*Set exercise*. Scan the lines below for the string "Analysis" and copy every one that has it.

*Task material*.
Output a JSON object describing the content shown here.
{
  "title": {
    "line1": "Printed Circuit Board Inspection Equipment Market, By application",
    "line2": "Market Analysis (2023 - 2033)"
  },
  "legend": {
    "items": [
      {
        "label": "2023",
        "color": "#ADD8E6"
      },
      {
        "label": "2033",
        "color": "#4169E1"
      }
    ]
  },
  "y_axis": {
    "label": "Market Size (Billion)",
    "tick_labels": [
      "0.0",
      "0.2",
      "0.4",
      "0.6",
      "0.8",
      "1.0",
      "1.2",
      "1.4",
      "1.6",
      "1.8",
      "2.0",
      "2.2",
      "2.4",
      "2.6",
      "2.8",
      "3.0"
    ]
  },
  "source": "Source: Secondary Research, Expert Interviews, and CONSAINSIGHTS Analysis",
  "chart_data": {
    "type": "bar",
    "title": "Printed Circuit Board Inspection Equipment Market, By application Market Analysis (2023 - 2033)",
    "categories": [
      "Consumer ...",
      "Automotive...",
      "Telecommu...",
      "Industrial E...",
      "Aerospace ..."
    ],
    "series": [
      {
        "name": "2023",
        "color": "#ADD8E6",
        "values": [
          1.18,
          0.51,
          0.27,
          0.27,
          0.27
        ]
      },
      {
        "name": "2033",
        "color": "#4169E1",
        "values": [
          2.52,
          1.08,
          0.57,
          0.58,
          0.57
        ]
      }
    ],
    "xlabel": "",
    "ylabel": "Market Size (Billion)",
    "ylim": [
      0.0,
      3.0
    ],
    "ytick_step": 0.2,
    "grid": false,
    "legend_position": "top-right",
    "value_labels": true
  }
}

*Response for this exercise*.
    "line2": "Market Analysis (2023 - 2033)"
  "source": "Source: Secondary Research, Expert Interviews, and CONSAINSIGHTS Analysis",
    "title": "Printed Circuit Board Inspection Equipment Market, By application Market Analysis (2023 - 2033)",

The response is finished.